» **Problem statement**:
Restate the complete material exactly.

Figure data in JSON:

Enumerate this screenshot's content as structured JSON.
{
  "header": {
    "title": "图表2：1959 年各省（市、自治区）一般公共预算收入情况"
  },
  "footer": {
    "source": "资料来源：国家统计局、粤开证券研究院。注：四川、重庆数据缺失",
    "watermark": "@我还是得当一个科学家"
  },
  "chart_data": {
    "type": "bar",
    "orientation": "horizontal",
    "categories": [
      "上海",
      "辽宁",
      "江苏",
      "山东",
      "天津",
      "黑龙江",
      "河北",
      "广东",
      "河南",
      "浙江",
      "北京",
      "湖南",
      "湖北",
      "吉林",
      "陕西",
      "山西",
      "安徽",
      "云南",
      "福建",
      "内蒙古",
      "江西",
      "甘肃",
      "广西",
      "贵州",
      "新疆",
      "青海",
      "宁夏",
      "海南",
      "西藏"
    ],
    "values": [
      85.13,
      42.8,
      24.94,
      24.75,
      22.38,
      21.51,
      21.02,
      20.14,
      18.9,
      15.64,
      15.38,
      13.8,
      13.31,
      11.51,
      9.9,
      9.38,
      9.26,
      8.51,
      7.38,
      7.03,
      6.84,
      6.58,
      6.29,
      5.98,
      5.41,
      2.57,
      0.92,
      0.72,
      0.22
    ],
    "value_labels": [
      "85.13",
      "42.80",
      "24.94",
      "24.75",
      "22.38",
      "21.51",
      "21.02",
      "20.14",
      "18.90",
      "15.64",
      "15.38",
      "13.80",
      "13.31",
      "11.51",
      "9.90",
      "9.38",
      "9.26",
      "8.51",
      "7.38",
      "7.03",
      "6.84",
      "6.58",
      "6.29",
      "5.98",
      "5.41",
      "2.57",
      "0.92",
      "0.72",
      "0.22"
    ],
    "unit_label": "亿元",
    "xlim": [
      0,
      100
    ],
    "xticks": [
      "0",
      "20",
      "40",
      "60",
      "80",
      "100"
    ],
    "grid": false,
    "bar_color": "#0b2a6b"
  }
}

» **Result of this task**:
Enumerate this screenshot's content as structured JSON.
{
  "header": {
    "title": "图表2：1959 年各省（市、自治区）一般公共预算收入情况"
  },
  "footer": {
    "source": "资料来源：国家统计局、粤开证券研究院。注：四川、重庆数据缺失",
    "watermark": "@我还是得当一个科学家"
  },
  "chart_data": {
    "type": "bar",
    "orientation": "horizontal",
    "categories": [
      "上海",
      "辽宁",
      "江苏",
      "山东",
      "天津",
      "黑龙江",
      "河北",
      "广东",
      "河南",
      "浙江",
      "北京",
      "湖南",
      "湖北",
      "吉林",
      "陕西",
      "山西",
      "安徽",
      "云南",
      "福建",
      "内蒙古",
      "江西",
      "甘肃",
      "广西",
      "贵州",
      "新疆",
      "青海",
      "宁夏",
      "海南",
      "西藏"
    ],
    "values": [
      85.13,
      42.8,
      24.94,
      24.75,
      22.38,
      21.51,
      21.02,
      20.14,
      18.9,
      15.64,
      15.38,
      13.8,
      13.31,
      11.51,
      9.9,
      9.38,
      9.26,
      8.51,
      7.38,
      7.03,
      6.84,
      6.58,
      6.29,
      5.98,
      5.41,
      2.57,
      0.92,
      0.72,
      0.22
    ],
    "value_labels": [
      "85.13",
      "42.80",
      "24.94",
      "24.75",
      "22.38",
      "21.51",
      "21.02",
      "20.14",
      "18.90",
      "15.64",
      "15.38",
      "13.80",
      "13.31",
      "11.51",
      "9.90",
      "9.38",
      "9.26",
      "8.51",
      "7.38",
      "7.03",
      "6.84",
      "6.58",
      "6.29",
      "5.98",
      "5.41",
      "2.57",
      "0.92",
      "0.72",
      "0.22"
    ],
    "unit_label": "亿元",
    "xlim": [
      0,
      100
    ],
    "xticks": [
      "0",
      "20",
      "40",
      "60",
      "80",
      "100"
    ],
    "grid": false,
    "bar_color": "#0b2a6b"
  }
}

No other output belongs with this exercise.